--- SET TASK ---
Whenever a line contains the string "sized", copy it out of the entries.

--- PROVIDED MATERIAL ---

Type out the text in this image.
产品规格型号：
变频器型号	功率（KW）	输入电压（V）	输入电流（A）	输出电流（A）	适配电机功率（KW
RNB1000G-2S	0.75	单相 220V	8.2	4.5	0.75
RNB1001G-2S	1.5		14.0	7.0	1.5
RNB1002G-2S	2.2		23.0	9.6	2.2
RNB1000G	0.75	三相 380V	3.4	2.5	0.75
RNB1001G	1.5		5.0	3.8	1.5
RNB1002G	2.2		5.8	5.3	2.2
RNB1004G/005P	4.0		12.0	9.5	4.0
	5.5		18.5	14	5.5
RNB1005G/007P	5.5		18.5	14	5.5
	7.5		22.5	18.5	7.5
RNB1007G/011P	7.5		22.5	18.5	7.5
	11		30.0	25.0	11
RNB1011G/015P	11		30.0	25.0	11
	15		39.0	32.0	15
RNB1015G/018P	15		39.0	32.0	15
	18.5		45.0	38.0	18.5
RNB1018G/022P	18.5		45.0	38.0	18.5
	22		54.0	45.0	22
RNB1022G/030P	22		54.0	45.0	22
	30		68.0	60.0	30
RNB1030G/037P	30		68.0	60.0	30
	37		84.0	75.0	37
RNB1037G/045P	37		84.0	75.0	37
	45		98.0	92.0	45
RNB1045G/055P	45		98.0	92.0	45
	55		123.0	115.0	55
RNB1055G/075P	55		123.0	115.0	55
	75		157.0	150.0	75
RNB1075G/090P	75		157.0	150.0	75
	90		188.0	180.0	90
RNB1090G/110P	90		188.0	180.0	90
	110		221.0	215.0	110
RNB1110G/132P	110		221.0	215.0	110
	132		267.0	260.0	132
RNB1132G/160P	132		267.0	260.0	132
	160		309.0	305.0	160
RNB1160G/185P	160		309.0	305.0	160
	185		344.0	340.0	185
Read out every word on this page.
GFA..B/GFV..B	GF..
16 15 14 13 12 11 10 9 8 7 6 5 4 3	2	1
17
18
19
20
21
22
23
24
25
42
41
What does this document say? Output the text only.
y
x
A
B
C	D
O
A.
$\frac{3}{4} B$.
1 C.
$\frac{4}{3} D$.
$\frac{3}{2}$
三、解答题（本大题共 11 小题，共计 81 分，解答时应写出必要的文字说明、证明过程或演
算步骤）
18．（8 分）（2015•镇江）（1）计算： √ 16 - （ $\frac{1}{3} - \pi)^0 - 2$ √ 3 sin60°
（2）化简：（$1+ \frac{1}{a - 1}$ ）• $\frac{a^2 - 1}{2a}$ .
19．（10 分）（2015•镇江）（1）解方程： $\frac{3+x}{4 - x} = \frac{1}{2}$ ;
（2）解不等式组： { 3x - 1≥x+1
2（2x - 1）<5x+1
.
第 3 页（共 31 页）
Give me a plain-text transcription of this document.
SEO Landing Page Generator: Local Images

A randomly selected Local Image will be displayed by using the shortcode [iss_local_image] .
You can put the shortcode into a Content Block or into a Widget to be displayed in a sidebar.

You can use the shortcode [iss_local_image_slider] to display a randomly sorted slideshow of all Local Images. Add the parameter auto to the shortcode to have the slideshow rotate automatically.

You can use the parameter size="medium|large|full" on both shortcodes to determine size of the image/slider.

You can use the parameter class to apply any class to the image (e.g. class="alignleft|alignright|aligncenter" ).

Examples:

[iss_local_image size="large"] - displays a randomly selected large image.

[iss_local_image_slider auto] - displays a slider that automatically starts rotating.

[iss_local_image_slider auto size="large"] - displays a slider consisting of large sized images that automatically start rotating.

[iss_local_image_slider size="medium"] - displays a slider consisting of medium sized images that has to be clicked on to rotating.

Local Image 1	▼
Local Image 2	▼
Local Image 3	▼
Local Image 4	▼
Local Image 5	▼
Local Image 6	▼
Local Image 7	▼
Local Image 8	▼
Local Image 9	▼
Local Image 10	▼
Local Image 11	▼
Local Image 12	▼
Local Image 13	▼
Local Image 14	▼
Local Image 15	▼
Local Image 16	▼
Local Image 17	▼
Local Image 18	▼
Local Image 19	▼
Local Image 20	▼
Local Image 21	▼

--- ANSWER TO THE PROBLEM ---
[iss_local_image_slider auto size="large"] - displays a slider consisting of large sized images that automatically start rotating.
[iss_local_image_slider size="medium"] - displays a slider consisting of medium sized images that has to be clicked on to rotating.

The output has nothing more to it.